[TASK BRIEF] Report every line below that holds the word "kontrolka".

[DATASET]
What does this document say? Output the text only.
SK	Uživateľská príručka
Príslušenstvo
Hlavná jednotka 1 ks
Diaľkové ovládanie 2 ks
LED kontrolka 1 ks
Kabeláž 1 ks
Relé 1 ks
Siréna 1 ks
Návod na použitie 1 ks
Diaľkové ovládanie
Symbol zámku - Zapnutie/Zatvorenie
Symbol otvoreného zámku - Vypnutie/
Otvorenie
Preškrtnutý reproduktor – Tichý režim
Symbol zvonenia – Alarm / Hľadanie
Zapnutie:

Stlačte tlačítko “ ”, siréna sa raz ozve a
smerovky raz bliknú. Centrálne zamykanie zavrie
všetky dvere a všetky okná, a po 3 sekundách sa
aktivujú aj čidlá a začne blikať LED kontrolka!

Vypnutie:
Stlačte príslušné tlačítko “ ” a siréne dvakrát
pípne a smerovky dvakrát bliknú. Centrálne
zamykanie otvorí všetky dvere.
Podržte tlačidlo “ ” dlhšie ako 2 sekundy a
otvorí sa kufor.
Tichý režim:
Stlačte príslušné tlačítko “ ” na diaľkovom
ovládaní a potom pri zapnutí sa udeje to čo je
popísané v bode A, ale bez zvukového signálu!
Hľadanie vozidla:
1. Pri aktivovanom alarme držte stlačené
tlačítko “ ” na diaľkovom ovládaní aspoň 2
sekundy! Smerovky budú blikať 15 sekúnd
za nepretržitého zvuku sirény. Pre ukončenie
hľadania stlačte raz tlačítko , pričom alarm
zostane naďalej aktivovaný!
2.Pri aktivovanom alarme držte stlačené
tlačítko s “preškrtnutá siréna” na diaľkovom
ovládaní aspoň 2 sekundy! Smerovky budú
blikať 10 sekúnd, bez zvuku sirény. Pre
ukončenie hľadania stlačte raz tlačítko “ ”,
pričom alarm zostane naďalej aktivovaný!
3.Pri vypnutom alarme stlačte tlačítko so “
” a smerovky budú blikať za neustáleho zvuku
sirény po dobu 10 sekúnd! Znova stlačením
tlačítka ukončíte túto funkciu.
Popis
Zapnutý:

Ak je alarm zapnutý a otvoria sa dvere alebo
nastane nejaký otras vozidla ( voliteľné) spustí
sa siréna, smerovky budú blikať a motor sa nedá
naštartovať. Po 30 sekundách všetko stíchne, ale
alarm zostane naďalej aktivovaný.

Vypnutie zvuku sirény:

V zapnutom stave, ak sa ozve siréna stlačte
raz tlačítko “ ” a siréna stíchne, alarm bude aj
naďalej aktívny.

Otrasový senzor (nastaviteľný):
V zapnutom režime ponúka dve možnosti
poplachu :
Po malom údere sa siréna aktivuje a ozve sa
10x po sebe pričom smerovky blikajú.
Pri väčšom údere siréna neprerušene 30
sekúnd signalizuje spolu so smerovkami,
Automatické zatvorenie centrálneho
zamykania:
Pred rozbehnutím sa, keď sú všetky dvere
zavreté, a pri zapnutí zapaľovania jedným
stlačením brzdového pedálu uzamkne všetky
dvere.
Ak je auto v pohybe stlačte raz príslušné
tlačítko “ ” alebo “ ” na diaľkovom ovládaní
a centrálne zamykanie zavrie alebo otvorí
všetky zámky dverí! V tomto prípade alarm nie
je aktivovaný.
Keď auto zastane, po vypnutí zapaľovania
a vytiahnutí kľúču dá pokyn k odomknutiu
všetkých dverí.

[OUTPUT OF THE TASK]
LED kontrolka 1 ks
aktivujú aj čidlá a začne blikať LED kontrolka!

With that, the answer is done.